- WHAT YOU NEED TO DO: Once the pictures are set aside, transcribe the remaining data exactly.

- Entries with figure data:
━━━━
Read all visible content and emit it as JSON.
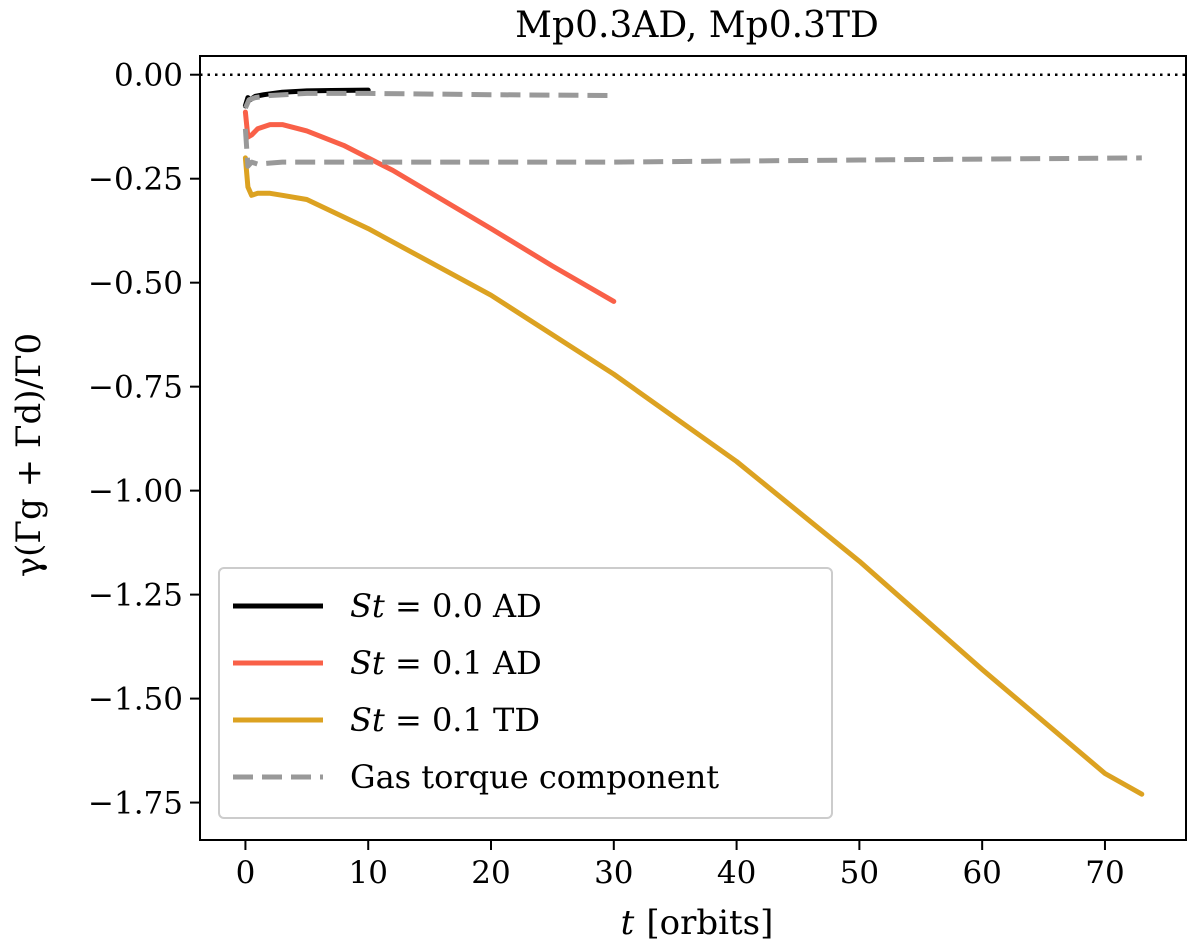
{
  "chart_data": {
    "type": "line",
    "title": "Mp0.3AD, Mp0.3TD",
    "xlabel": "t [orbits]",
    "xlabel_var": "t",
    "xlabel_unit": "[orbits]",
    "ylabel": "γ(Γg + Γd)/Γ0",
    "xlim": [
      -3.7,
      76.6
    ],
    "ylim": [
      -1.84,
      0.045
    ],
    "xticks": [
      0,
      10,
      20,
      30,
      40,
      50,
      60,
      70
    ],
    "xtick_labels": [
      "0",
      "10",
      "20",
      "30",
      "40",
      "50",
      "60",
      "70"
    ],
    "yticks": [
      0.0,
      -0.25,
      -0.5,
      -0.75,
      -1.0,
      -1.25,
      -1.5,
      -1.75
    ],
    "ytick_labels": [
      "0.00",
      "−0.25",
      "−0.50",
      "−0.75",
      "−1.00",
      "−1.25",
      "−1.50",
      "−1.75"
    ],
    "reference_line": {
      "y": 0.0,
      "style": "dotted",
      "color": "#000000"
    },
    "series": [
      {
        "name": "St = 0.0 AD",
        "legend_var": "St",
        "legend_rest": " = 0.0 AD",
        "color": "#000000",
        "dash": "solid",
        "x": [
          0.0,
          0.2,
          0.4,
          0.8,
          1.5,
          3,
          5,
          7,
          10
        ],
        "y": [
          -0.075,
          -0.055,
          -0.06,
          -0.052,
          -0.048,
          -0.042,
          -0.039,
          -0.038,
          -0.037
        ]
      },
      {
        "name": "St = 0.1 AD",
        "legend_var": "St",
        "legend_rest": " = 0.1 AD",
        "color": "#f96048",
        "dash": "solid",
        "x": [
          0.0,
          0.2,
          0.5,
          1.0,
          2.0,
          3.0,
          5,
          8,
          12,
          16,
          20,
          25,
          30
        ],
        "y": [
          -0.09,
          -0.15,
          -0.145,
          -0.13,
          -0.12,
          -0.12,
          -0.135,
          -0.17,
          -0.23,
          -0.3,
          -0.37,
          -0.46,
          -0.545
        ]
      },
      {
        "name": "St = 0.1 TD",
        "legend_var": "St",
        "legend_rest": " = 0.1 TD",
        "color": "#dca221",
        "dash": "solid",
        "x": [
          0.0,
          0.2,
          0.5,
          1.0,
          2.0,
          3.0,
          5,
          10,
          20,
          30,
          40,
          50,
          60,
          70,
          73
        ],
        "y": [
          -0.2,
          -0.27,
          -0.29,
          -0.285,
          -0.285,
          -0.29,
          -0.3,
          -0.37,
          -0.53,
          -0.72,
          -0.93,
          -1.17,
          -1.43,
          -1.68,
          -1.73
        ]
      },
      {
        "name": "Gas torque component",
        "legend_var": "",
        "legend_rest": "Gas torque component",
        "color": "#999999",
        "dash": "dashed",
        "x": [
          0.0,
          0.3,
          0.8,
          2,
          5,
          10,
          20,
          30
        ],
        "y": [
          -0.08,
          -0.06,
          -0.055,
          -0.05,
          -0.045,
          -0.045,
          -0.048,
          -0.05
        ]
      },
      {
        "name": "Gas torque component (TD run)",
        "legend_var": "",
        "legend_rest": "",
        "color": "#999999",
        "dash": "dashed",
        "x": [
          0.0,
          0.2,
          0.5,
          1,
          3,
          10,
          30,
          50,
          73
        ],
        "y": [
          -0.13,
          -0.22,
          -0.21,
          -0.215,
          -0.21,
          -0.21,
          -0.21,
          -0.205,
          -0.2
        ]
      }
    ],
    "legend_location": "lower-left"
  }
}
━━━━
- COMPLETED EXERCISE:
Read all visible content and emit it as JSON.
{
  "chart_data": {
    "type": "line",
    "title": "Mp0.3AD, Mp0.3TD",
    "xlabel": "t [orbits]",
    "xlabel_var": "t",
    "xlabel_unit": "[orbits]",
    "ylabel": "γ(Γg + Γd)/Γ0",
    "xlim": [
      -3.7,
      76.6
    ],
    "ylim": [
      -1.84,
      0.045
    ],
    "xticks": [
      0,
      10,
      20,
      30,
      40,
      50,
      60,
      70
    ],
    "xtick_labels": [
      "0",
      "10",
      "20",
      "30",
      "40",
      "50",
      "60",
      "70"
    ],
    "yticks": [
      0.0,
      -0.25,
      -0.5,
      -0.75,
      -1.0,
      -1.25,
      -1.5,
      -1.75
    ],
    "ytick_labels": [
      "0.00",
      "−0.25",
      "−0.50",
      "−0.75",
      "−1.00",
      "−1.25",
      "−1.50",
      "−1.75"
    ],
    "reference_line": {
      "y": 0.0,
      "style": "dotted",
      "color": "#000000"
    },
    "series": [
      {
        "name": "St = 0.0 AD",
        "legend_var": "St",
        "legend_rest": " = 0.0 AD",
        "color": "#000000",
        "dash": "solid",
        "x": [
          0.0,
          0.2,
          0.4,
          0.8,
          1.5,
          3,
          5,
          7,
          10
        ],
        "y": [
          -0.075,
          -0.055,
          -0.06,
          -0.052,
          -0.048,
          -0.042,
          -0.039,
          -0.038,
          -0.037
        ]
      },
      {
        "name": "St = 0.1 AD",
        "legend_var": "St",
        "legend_rest": " = 0.1 AD",
        "color": "#f96048",
        "dash": "solid",
        "x": [
          0.0,
          0.2,
          0.5,
          1.0,
          2.0,
          3.0,
          5,
          8,
          12,
          16,
          20,
          25,
          30
        ],
        "y": [
          -0.09,
          -0.15,
          -0.145,
          -0.13,
          -0.12,
          -0.12,
          -0.135,
          -0.17,
          -0.23,
          -0.3,
          -0.37,
          -0.46,
          -0.545
        ]
      },
      {
        "name": "St = 0.1 TD",
        "legend_var": "St",
        "legend_rest": " = 0.1 TD",
        "color": "#dca221",
        "dash": "solid",
        "x": [
          0.0,
          0.2,
          0.5,
          1.0,
          2.0,
          3.0,
          5,
          10,
          20,
          30,
          40,
          50,
          60,
          70,
          73
        ],
        "y": [
          -0.2,
          -0.27,
          -0.29,
          -0.285,
          -0.285,
          -0.29,
          -0.3,
          -0.37,
          -0.53,
          -0.72,
          -0.93,
          -1.17,
          -1.43,
          -1.68,
          -1.73
        ]
      },
      {
        "name": "Gas torque component",
        "legend_var": "",
        "legend_rest": "Gas torque component",
        "color": "#999999",
        "dash": "dashed",
        "x": [
          0.0,
          0.3,
          0.8,
          2,
          5,
          10,
          20,
          30
        ],
        "y": [
          -0.08,
          -0.06,
          -0.055,
          -0.05,
          -0.045,
          -0.045,
          -0.048,
          -0.05
        ]
      },
      {
        "name": "Gas torque component (TD run)",
        "legend_var": "",
        "legend_rest": "",
        "color": "#999999",
        "dash": "dashed",
        "x": [
          0.0,
          0.2,
          0.5,
          1,
          3,
          10,
          30,
          50,
          73
        ],
        "y": [
          -0.13,
          -0.22,
          -0.21,
          -0.215,
          -0.21,
          -0.21,
          -0.21,
          -0.205,
          -0.2
        ]
      }
    ],
    "legend_location": "lower-left"
  }
}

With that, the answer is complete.